WHAT TO DO
In your copy, include every line of the listing below exactly but none of the pictures.

DATA ROWS

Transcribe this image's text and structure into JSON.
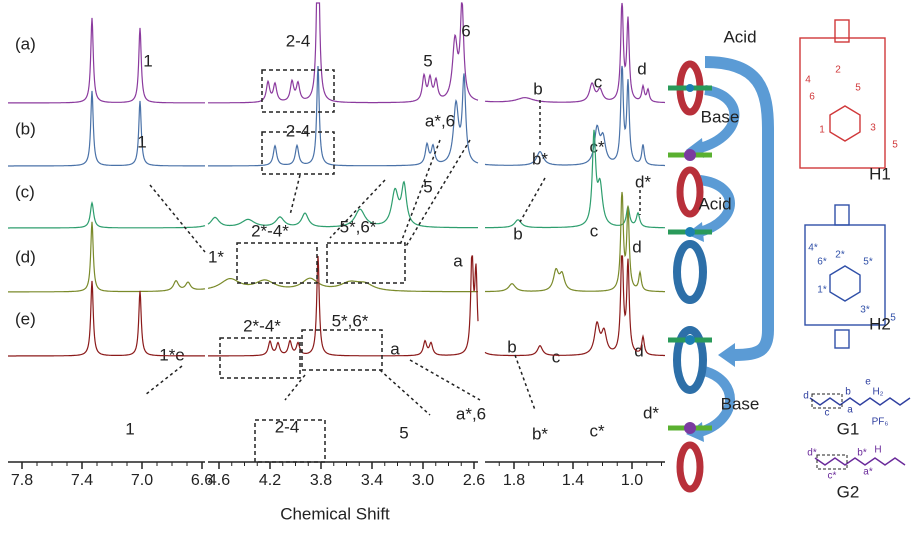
{
  "panels": [
    {
      "label": "(a)",
      "peaks": [
        "1",
        "2-4",
        "5",
        "6",
        "b",
        "c",
        "d"
      ]
    },
    {
      "label": "(b)",
      "peaks": [
        "1",
        "2-4",
        "a*,6",
        "5",
        "b*",
        "c*",
        "d*"
      ]
    },
    {
      "label": "(c)",
      "peaks": [
        "1*",
        "2*-4*",
        "5*,6*",
        "a",
        "b",
        "c",
        "d"
      ]
    },
    {
      "label": "(d)",
      "peaks": [
        "2*-4*",
        "5*,6*",
        "1*e",
        "a",
        "b",
        "c",
        "d"
      ]
    },
    {
      "label": "(e)",
      "peaks": [
        "1",
        "2-4",
        "5",
        "a*,6",
        "b*",
        "c*",
        "d*"
      ]
    }
  ],
  "axis": {
    "label": "Chemical Shift",
    "segments": [
      [
        "7.8",
        "7.4",
        "7.0",
        "6.6"
      ],
      [
        "4.6",
        "4.2",
        "3.8",
        "3.4",
        "3.0",
        "2.6"
      ],
      [
        "1.8",
        "1.4",
        "1.0"
      ]
    ]
  },
  "scheme": {
    "steps": [
      "Acid",
      "Base",
      "Acid",
      "Base"
    ]
  },
  "molecules": {
    "H1": {
      "name": "H1",
      "labels": [
        "4",
        "6",
        "2",
        "5",
        "1",
        "3",
        "5"
      ]
    },
    "H2": {
      "name": "H2",
      "labels": [
        "4*",
        "6*",
        "5*",
        "2*",
        "1*",
        "3*",
        "5"
      ]
    },
    "G1": {
      "name": "G1",
      "labels": [
        "d",
        "c",
        "b",
        "a",
        "e",
        "H₂",
        "PF₆"
      ]
    },
    "G2": {
      "name": "G2",
      "labels": [
        "d*",
        "c*",
        "b*",
        "a*",
        "H"
      ]
    }
  }
}
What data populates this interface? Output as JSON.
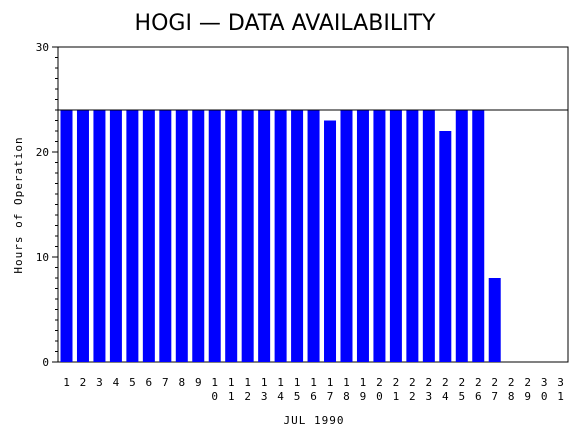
{
  "chart_data": {
    "type": "bar",
    "title": "HOGI — DATA AVAILABILITY",
    "xlabel": "JUL 1990",
    "ylabel": "Hours of Operation",
    "ylim": [
      0,
      30
    ],
    "yticks": [
      0,
      10,
      20,
      30
    ],
    "reference_line": 24,
    "bar_color": "#0000ff",
    "categories": [
      "1",
      "2",
      "3",
      "4",
      "5",
      "6",
      "7",
      "8",
      "9",
      "10",
      "11",
      "12",
      "13",
      "14",
      "15",
      "16",
      "17",
      "18",
      "19",
      "20",
      "21",
      "22",
      "23",
      "24",
      "25",
      "26",
      "27",
      "28",
      "29",
      "30",
      "31"
    ],
    "values": [
      24,
      24,
      24,
      24,
      24,
      24,
      24,
      24,
      24,
      24,
      24,
      24,
      24,
      24,
      24,
      24,
      23,
      24,
      24,
      24,
      24,
      24,
      24,
      22,
      24,
      24,
      8,
      0,
      0,
      0,
      0
    ]
  }
}
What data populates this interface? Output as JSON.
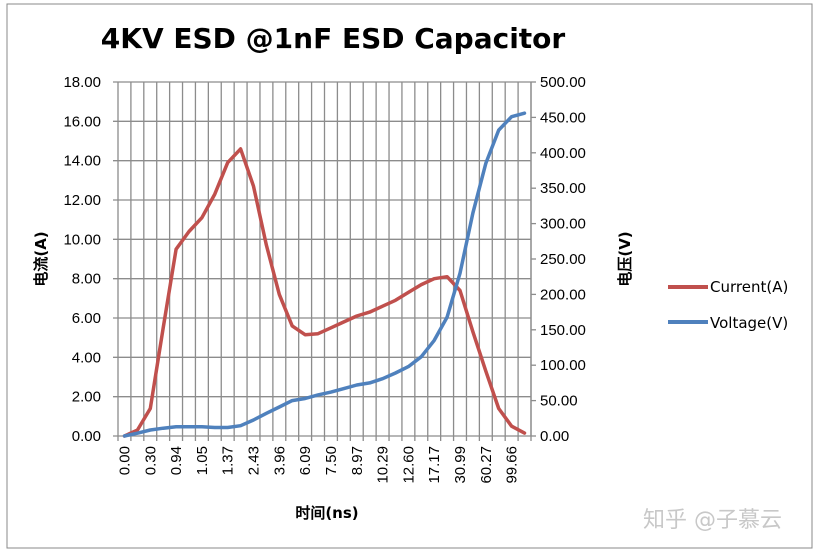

THE OUTPUT
Transcribe this image's text and structure into JSON.
{
  "panels": [
    {
      "label": "(a)",
      "peaks": [
        "1",
        "2-4",
        "5",
        "6",
        "b",
        "c",
        "d"
      ]
    },
    {
      "label": "(b)",
      "peaks": [
        "1",
        "2-4",
        "a*,6",
        "5",
        "b*",
        "c*",
        "d*"
      ]
    },
    {
      "label": "(c)",
      "peaks": [
        "1*",
        "2*-4*",
        "5*,6*",
        "a",
        "b",
        "c",
        "d"
      ]
    },
    {
      "label": "(d)",
      "peaks": [
        "2*-4*",
        "5*,6*",
        "1*e",
        "a",
        "b",
        "c",
        "d"
      ]
    },
    {
      "label": "(e)",
      "peaks": [
        "1",
        "2-4",
        "5",
        "a*,6",
        "b*",
        "c*",
        "d*"
      ]
    }
  ],
  "axis": {
    "label": "Chemical Shift",
    "segments": [
      [
        "7.8",
        "7.4",
        "7.0",
        "6.6"
      ],
      [
        "4.6",
        "4.2",
        "3.8",
        "3.4",
        "3.0",
        "2.6"
      ],
      [
        "1.8",
        "1.4",
        "1.0"
      ]
    ]
  },
  "scheme": {
    "steps": [
      "Acid",
      "Base",
      "Acid",
      "Base"
    ]
  },
  "molecules": {
    "H1": {
      "name": "H1",
      "labels": [
        "4",
        "6",
        "2",
        "5",
        "1",
        "3",
        "5"
      ]
    },
    "H2": {
      "name": "H2",
      "labels": [
        "4*",
        "6*",
        "5*",
        "2*",
        "1*",
        "3*",
        "5"
      ]
    },
    "G1": {
      "name": "G1",
      "labels": [
        "d",
        "c",
        "b",
        "a",
        "e",
        "H₂",
        "PF₆"
      ]
    },
    "G2": {
      "name": "G2",
      "labels": [
        "d*",
        "c*",
        "b*",
        "a*",
        "H"
      ]
    }
  }
}
What data populates this interface? Output as JSON.
{
  "chart_data": {
    "type": "bar",
    "title": "HOGI — DATA AVAILABILITY",
    "xlabel": "JUL 1990",
    "ylabel": "Hours of Operation",
    "ylim": [
      0,
      30
    ],
    "yticks": [
      0,
      10,
      20,
      30
    ],
    "reference_line": 24,
    "bar_color": "#0000ff",
    "categories": [
      "1",
      "2",
      "3",
      "4",
      "5",
      "6",
      "7",
      "8",
      "9",
      "10",
      "11",
      "12",
      "13",
      "14",
      "15",
      "16",
      "17",
      "18",
      "19",
      "20",
      "21",
      "22",
      "23",
      "24",
      "25",
      "26",
      "27",
      "28",
      "29",
      "30",
      "31"
    ],
    "values": [
      24,
      24,
      24,
      24,
      24,
      24,
      24,
      24,
      24,
      24,
      24,
      24,
      24,
      24,
      24,
      24,
      23,
      24,
      24,
      24,
      24,
      24,
      24,
      22,
      24,
      24,
      8,
      0,
      0,
      0,
      0
    ]
  }
}
What data populates this interface? Output as JSON.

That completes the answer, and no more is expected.